* START Material provided *

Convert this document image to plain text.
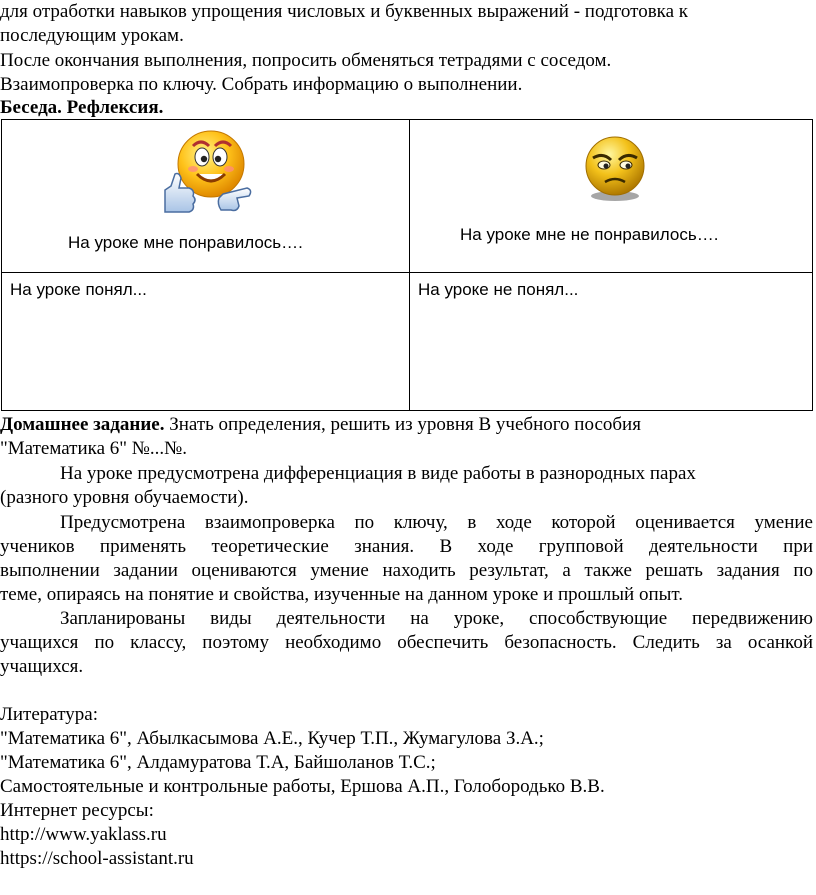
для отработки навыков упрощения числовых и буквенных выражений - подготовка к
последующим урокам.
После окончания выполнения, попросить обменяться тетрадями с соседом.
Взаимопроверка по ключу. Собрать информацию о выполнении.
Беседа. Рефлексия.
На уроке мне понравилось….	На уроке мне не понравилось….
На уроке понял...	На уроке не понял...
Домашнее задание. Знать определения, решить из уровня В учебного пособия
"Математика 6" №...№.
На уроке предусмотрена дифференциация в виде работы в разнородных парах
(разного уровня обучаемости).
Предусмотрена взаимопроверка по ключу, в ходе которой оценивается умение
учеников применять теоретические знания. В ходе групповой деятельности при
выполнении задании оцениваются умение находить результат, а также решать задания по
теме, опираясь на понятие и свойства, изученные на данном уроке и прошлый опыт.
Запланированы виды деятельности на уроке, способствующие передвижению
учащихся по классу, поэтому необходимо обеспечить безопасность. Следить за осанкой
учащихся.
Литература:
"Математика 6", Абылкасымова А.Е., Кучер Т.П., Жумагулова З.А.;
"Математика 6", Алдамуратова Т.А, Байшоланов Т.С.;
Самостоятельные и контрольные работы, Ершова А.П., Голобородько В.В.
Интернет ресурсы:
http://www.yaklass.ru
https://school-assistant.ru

* END Material provided *
* START Material provided *

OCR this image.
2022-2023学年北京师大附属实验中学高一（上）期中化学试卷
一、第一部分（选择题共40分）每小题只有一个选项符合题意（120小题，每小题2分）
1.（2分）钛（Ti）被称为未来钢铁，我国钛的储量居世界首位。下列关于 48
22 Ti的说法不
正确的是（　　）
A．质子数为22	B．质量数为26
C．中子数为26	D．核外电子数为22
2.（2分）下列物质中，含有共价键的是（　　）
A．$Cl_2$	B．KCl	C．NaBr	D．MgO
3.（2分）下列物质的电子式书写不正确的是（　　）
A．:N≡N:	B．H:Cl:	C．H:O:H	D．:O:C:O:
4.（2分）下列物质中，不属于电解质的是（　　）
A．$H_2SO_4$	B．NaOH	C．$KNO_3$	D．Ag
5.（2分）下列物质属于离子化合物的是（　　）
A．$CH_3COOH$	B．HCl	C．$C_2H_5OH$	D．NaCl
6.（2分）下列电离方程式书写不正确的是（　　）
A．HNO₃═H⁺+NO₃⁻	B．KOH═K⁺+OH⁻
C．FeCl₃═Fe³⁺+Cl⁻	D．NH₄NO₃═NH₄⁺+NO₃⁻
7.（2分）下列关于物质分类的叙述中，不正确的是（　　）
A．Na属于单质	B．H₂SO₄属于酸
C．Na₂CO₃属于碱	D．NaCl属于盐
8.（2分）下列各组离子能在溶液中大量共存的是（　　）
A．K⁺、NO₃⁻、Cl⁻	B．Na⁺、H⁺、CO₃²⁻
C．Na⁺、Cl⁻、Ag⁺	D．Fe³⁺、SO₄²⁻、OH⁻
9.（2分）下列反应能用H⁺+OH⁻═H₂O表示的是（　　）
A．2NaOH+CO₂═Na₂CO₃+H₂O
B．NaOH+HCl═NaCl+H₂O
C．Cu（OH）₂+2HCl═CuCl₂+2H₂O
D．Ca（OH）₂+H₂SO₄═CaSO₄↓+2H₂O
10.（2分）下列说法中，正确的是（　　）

* END Material provided *

Search the material above for "уроке". Pull out each line where it shows up.

● **Output**:
На уроке мне понравилось….	На уроке мне не понравилось….
На уроке понял...	На уроке не понял...
На уроке предусмотрена дифференциация в виде работы в разнородных парах
теме, опираясь на понятие и свойства, изученные на данном уроке и прошлый опыт.
Запланированы виды деятельности на уроке, способствующие передвижению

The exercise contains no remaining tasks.